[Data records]
......

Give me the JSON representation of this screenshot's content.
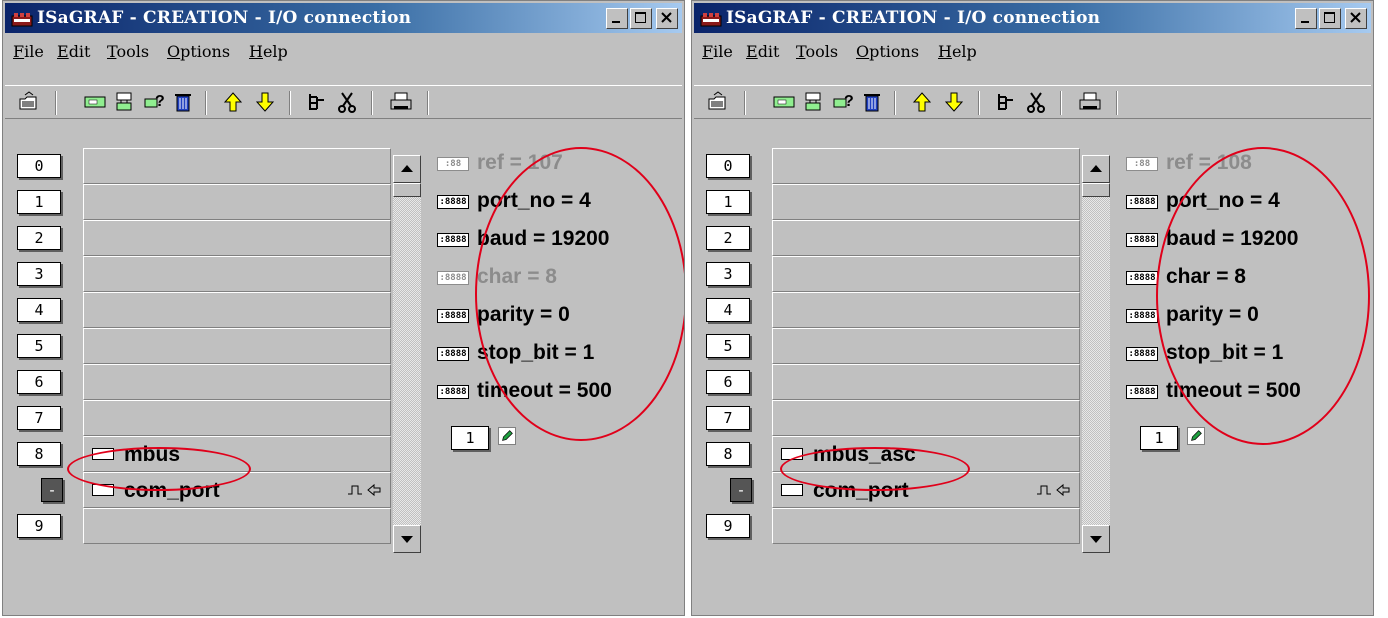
{
  "windows": [
    {
      "id": "left",
      "title": "ISaGRAF - CREATION - I/O connection",
      "menu": [
        "File",
        "Edit",
        "Tools",
        "Options",
        "Help"
      ],
      "slots": [
        {
          "num": "0",
          "text": ""
        },
        {
          "num": "1",
          "text": ""
        },
        {
          "num": "2",
          "text": ""
        },
        {
          "num": "3",
          "text": ""
        },
        {
          "num": "4",
          "text": ""
        },
        {
          "num": "5",
          "text": ""
        },
        {
          "num": "6",
          "text": ""
        },
        {
          "num": "7",
          "text": ""
        },
        {
          "num": "8",
          "text": "mbus"
        },
        {
          "num": "-",
          "text": "com_port"
        },
        {
          "num": "9",
          "text": ""
        }
      ],
      "params": [
        {
          "text": "ref = 107",
          "icon": ":88",
          "active": false
        },
        {
          "text": "port_no = 4",
          "icon": ":8888",
          "active": true
        },
        {
          "text": "baud = 19200",
          "icon": ":8888",
          "active": true
        },
        {
          "text": "char = 8",
          "icon": ":8888",
          "active": false
        },
        {
          "text": "parity = 0",
          "icon": ":8888",
          "active": true
        },
        {
          "text": "stop_bit = 1",
          "icon": ":8888",
          "active": true
        },
        {
          "text": "timeout = 500",
          "icon": ":8888",
          "active": true
        }
      ],
      "sub_num": "1"
    },
    {
      "id": "right",
      "title": "ISaGRAF - CREATION - I/O connection",
      "menu": [
        "File",
        "Edit",
        "Tools",
        "Options",
        "Help"
      ],
      "slots": [
        {
          "num": "0",
          "text": ""
        },
        {
          "num": "1",
          "text": ""
        },
        {
          "num": "2",
          "text": ""
        },
        {
          "num": "3",
          "text": ""
        },
        {
          "num": "4",
          "text": ""
        },
        {
          "num": "5",
          "text": ""
        },
        {
          "num": "6",
          "text": ""
        },
        {
          "num": "7",
          "text": ""
        },
        {
          "num": "8",
          "text": "mbus_asc"
        },
        {
          "num": "-",
          "text": "com_port"
        },
        {
          "num": "9",
          "text": ""
        }
      ],
      "params": [
        {
          "text": "ref = 108",
          "icon": ":88",
          "active": false
        },
        {
          "text": "port_no = 4",
          "icon": ":8888",
          "active": true
        },
        {
          "text": "baud = 19200",
          "icon": ":8888",
          "active": true
        },
        {
          "text": "char = 8",
          "icon": ":8888",
          "active": true
        },
        {
          "text": "parity = 0",
          "icon": ":8888",
          "active": true
        },
        {
          "text": "stop_bit = 1",
          "icon": ":8888",
          "active": true
        },
        {
          "text": "timeout = 500",
          "icon": ":8888",
          "active": true
        }
      ],
      "sub_num": "1"
    }
  ],
  "toolbar_icons": [
    "open-icon",
    "board-icon",
    "connect-icon",
    "help-icon",
    "delete-icon",
    "arrow-up-icon",
    "arrow-down-icon",
    "properties-icon",
    "cut-icon",
    "print-icon"
  ],
  "colors": {
    "titlebar_start": "#0a246a",
    "titlebar_end": "#a6caf0",
    "window_bg": "#c0c0c0",
    "annotation": "#e0001a"
  }
}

......

Transcribe the records verbatim and omit the images.

Give me the JSON representation of this screenshot's content.
{
  "windows": [
    {
      "id": "left",
      "title": "ISaGRAF - CREATION - I/O connection",
      "menu": [
        "File",
        "Edit",
        "Tools",
        "Options",
        "Help"
      ],
      "slots": [
        {
          "num": "0",
          "text": ""
        },
        {
          "num": "1",
          "text": ""
        },
        {
          "num": "2",
          "text": ""
        },
        {
          "num": "3",
          "text": ""
        },
        {
          "num": "4",
          "text": ""
        },
        {
          "num": "5",
          "text": ""
        },
        {
          "num": "6",
          "text": ""
        },
        {
          "num": "7",
          "text": ""
        },
        {
          "num": "8",
          "text": "mbus"
        },
        {
          "num": "-",
          "text": "com_port"
        },
        {
          "num": "9",
          "text": ""
        }
      ],
      "params": [
        {
          "text": "ref = 107",
          "icon": ":88",
          "active": false
        },
        {
          "text": "port_no = 4",
          "icon": ":8888",
          "active": true
        },
        {
          "text": "baud = 19200",
          "icon": ":8888",
          "active": true
        },
        {
          "text": "char = 8",
          "icon": ":8888",
          "active": false
        },
        {
          "text": "parity = 0",
          "icon": ":8888",
          "active": true
        },
        {
          "text": "stop_bit = 1",
          "icon": ":8888",
          "active": true
        },
        {
          "text": "timeout = 500",
          "icon": ":8888",
          "active": true
        }
      ],
      "sub_num": "1"
    },
    {
      "id": "right",
      "title": "ISaGRAF - CREATION - I/O connection",
      "menu": [
        "File",
        "Edit",
        "Tools",
        "Options",
        "Help"
      ],
      "slots": [
        {
          "num": "0",
          "text": ""
        },
        {
          "num": "1",
          "text": ""
        },
        {
          "num": "2",
          "text": ""
        },
        {
          "num": "3",
          "text": ""
        },
        {
          "num": "4",
          "text": ""
        },
        {
          "num": "5",
          "text": ""
        },
        {
          "num": "6",
          "text": ""
        },
        {
          "num": "7",
          "text": ""
        },
        {
          "num": "8",
          "text": "mbus_asc"
        },
        {
          "num": "-",
          "text": "com_port"
        },
        {
          "num": "9",
          "text": ""
        }
      ],
      "params": [
        {
          "text": "ref = 108",
          "icon": ":88",
          "active": false
        },
        {
          "text": "port_no = 4",
          "icon": ":8888",
          "active": true
        },
        {
          "text": "baud = 19200",
          "icon": ":8888",
          "active": true
        },
        {
          "text": "char = 8",
          "icon": ":8888",
          "active": true
        },
        {
          "text": "parity = 0",
          "icon": ":8888",
          "active": true
        },
        {
          "text": "stop_bit = 1",
          "icon": ":8888",
          "active": true
        },
        {
          "text": "timeout = 500",
          "icon": ":8888",
          "active": true
        }
      ],
      "sub_num": "1"
    }
  ],
  "toolbar_icons": [
    "open-icon",
    "board-icon",
    "connect-icon",
    "help-icon",
    "delete-icon",
    "arrow-up-icon",
    "arrow-down-icon",
    "properties-icon",
    "cut-icon",
    "print-icon"
  ],
  "colors": {
    "titlebar_start": "#0a246a",
    "titlebar_end": "#a6caf0",
    "window_bg": "#c0c0c0",
    "annotation": "#e0001a"
  }
}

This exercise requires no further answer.